Written task ->
Copy out the records in full, word for word, without pictures.

====== Data lines ======

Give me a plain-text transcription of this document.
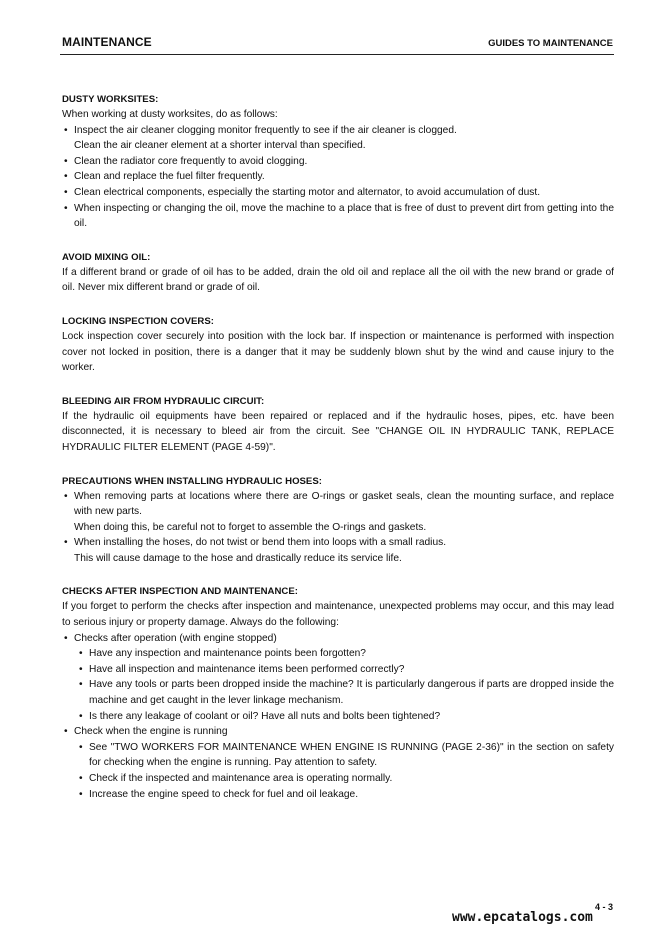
MAINTENANCE	GUIDES TO MAINTENANCE
DUSTY WORKSITES:
When working at dusty worksites, do as follows:
• Inspect the air cleaner clogging monitor frequently to see if the air cleaner is clogged.
Clean the air cleaner element at a shorter interval than specified.
• Clean the radiator core frequently to avoid clogging.
• Clean and replace the fuel filter frequently.
• Clean electrical components, especially the starting motor and alternator, to avoid accumulation of dust.
• When inspecting or changing the oil, move the machine to a place that is free of dust to prevent dirt from getting into the oil.
AVOID MIXING OIL:
If a different brand or grade of oil has to be added, drain the old oil and replace all the oil with the new brand or grade of oil. Never mix different brand or grade of oil.
LOCKING INSPECTION COVERS:
Lock inspection cover securely into position with the lock bar. If inspection or maintenance is performed with inspection cover not locked in position, there is a danger that it may be suddenly blown shut by the wind and cause injury to the worker.
BLEEDING AIR FROM HYDRAULIC CIRCUIT:
If the hydraulic oil equipments have been repaired or replaced and if the hydraulic hoses, pipes, etc. have been disconnected, it is necessary to bleed air from the circuit. See "CHANGE OIL IN HYDRAULIC TANK, REPLACE HYDRAULIC FILTER ELEMENT (PAGE 4-59)".
PRECAUTIONS WHEN INSTALLING HYDRAULIC HOSES:
• When removing parts at locations where there are O-rings or gasket seals, clean the mounting surface, and replace with new parts.
When doing this, be careful not to forget to assemble the O-rings and gaskets.
• When installing the hoses, do not twist or bend them into loops with a small radius.
This will cause damage to the hose and drastically reduce its service life.
CHECKS AFTER INSPECTION AND MAINTENANCE:
If you forget to perform the checks after inspection and maintenance, unexpected problems may occur, and this may lead to serious injury or property damage. Always do the following:
• Checks after operation (with engine stopped)
• Have any inspection and maintenance points been forgotten?
• Have all inspection and maintenance items been performed correctly?
• Have any tools or parts been dropped inside the machine? It is particularly dangerous if parts are dropped inside the machine and get caught in the lever linkage mechanism.
• Is there any leakage of coolant or oil? Have all nuts and bolts been tightened?
• Check when the engine is running
• See "TWO WORKERS FOR MAINTENANCE WHEN ENGINE IS RUNNING (PAGE 2-36)" in the section on safety for checking when the engine is running. Pay attention to safety.
• Check if the inspected and maintenance area is operating normally.
• Increase the engine speed to check for fuel and oil leakage.
4 - 3
www.epcatalogs.com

======

The completed task ->
Give me a plain-text transcription of this document.
MAINTENANCE	GUIDES TO MAINTENANCE
DUSTY WORKSITES:
When working at dusty worksites, do as follows:
• Inspect the air cleaner clogging monitor frequently to see if the air cleaner is clogged.
Clean the air cleaner element at a shorter interval than specified.
• Clean the radiator core frequently to avoid clogging.
• Clean and replace the fuel filter frequently.
• Clean electrical components, especially the starting motor and alternator, to avoid accumulation of dust.
• When inspecting or changing the oil, move the machine to a place that is free of dust to prevent dirt from getting into the oil.
AVOID MIXING OIL:
If a different brand or grade of oil has to be added, drain the old oil and replace all the oil with the new brand or grade of oil. Never mix different brand or grade of oil.
LOCKING INSPECTION COVERS:
Lock inspection cover securely into position with the lock bar. If inspection or maintenance is performed with inspection cover not locked in position, there is a danger that it may be suddenly blown shut by the wind and cause injury to the worker.
BLEEDING AIR FROM HYDRAULIC CIRCUIT:
If the hydraulic oil equipments have been repaired or replaced and if the hydraulic hoses, pipes, etc. have been disconnected, it is necessary to bleed air from the circuit. See "CHANGE OIL IN HYDRAULIC TANK, REPLACE HYDRAULIC FILTER ELEMENT (PAGE 4-59)".
PRECAUTIONS WHEN INSTALLING HYDRAULIC HOSES:
• When removing parts at locations where there are O-rings or gasket seals, clean the mounting surface, and replace with new parts.
When doing this, be careful not to forget to assemble the O-rings and gaskets.
• When installing the hoses, do not twist or bend them into loops with a small radius.
This will cause damage to the hose and drastically reduce its service life.
CHECKS AFTER INSPECTION AND MAINTENANCE:
If you forget to perform the checks after inspection and maintenance, unexpected problems may occur, and this may lead to serious injury or property damage. Always do the following:
• Checks after operation (with engine stopped)
• Have any inspection and maintenance points been forgotten?
• Have all inspection and maintenance items been performed correctly?
• Have any tools or parts been dropped inside the machine? It is particularly dangerous if parts are dropped inside the machine and get caught in the lever linkage mechanism.
• Is there any leakage of coolant or oil? Have all nuts and bolts been tightened?
• Check when the engine is running
• See "TWO WORKERS FOR MAINTENANCE WHEN ENGINE IS RUNNING (PAGE 2-36)" in the section on safety for checking when the engine is running. Pay attention to safety.
• Check if the inspected and maintenance area is operating normally.
• Increase the engine speed to check for fuel and oil leakage.
4 - 3
www.epcatalogs.com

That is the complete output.